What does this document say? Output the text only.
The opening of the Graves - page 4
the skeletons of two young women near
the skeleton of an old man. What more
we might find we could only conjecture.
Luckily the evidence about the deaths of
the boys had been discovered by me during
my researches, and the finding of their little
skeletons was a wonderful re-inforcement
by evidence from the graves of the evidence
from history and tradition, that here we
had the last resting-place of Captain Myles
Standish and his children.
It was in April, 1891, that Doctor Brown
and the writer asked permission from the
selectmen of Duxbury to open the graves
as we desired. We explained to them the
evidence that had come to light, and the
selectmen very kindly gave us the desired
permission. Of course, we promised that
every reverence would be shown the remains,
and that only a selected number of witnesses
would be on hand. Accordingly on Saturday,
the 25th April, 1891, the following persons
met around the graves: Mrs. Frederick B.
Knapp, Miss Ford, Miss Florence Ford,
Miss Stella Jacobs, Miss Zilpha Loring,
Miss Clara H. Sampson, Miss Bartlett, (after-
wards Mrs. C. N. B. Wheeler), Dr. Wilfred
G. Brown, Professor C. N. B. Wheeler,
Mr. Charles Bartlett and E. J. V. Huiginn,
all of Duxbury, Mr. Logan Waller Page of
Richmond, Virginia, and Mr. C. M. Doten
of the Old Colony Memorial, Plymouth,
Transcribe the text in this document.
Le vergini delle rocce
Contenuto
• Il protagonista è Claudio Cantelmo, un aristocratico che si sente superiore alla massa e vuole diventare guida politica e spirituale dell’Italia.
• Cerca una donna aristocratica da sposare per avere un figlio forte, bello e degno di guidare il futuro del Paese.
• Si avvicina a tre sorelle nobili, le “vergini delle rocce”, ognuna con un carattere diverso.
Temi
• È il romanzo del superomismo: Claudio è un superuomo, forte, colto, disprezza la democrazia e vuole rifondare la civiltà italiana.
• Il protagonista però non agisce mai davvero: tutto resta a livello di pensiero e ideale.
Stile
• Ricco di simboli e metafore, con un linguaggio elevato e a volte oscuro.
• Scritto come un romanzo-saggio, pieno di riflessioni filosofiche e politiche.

══════════════════════════════

Request:
In full and verbatim, repeat the records given above.

Full output:
What does this document say? Output the text only.
The opening of the Graves - page 4
the skeletons of two young women near
the skeleton of an old man. What more
we might find we could only conjecture.
Luckily the evidence about the deaths of
the boys had been discovered by me during
my researches, and the finding of their little
skeletons was a wonderful re-inforcement
by evidence from the graves of the evidence
from history and tradition, that here we
had the last resting-place of Captain Myles
Standish and his children.
It was in April, 1891, that Doctor Brown
and the writer asked permission from the
selectmen of Duxbury to open the graves
as we desired. We explained to them the
evidence that had come to light, and the
selectmen very kindly gave us the desired
permission. Of course, we promised that
every reverence would be shown the remains,
and that only a selected number of witnesses
would be on hand. Accordingly on Saturday,
the 25th April, 1891, the following persons
met around the graves: Mrs. Frederick B.
Knapp, Miss Ford, Miss Florence Ford,
Miss Stella Jacobs, Miss Zilpha Loring,
Miss Clara H. Sampson, Miss Bartlett, (after-
wards Mrs. C. N. B. Wheeler), Dr. Wilfred
G. Brown, Professor C. N. B. Wheeler,
Mr. Charles Bartlett and E. J. V. Huiginn,
all of Duxbury, Mr. Logan Waller Page of
Richmond, Virginia, and Mr. C. M. Doten
of the Old Colony Memorial, Plymouth,
Transcribe the text in this document.
Le vergini delle rocce
Contenuto
• Il protagonista è Claudio Cantelmo, un aristocratico che si sente superiore alla massa e vuole diventare guida politica e spirituale dell’Italia.
• Cerca una donna aristocratica da sposare per avere un figlio forte, bello e degno di guidare il futuro del Paese.
• Si avvicina a tre sorelle nobili, le “vergini delle rocce”, ognuna con un carattere diverso.
Temi
• È il romanzo del superomismo: Claudio è un superuomo, forte, colto, disprezza la democrazia e vuole rifondare la civiltà italiana.
• Il protagonista però non agisce mai davvero: tutto resta a livello di pensiero e ideale.
Stile
• Ricco di simboli e metafore, con un linguaggio elevato e a volte oscuro.
• Scritto come un romanzo-saggio, pieno di riflessioni filosofiche e politiche.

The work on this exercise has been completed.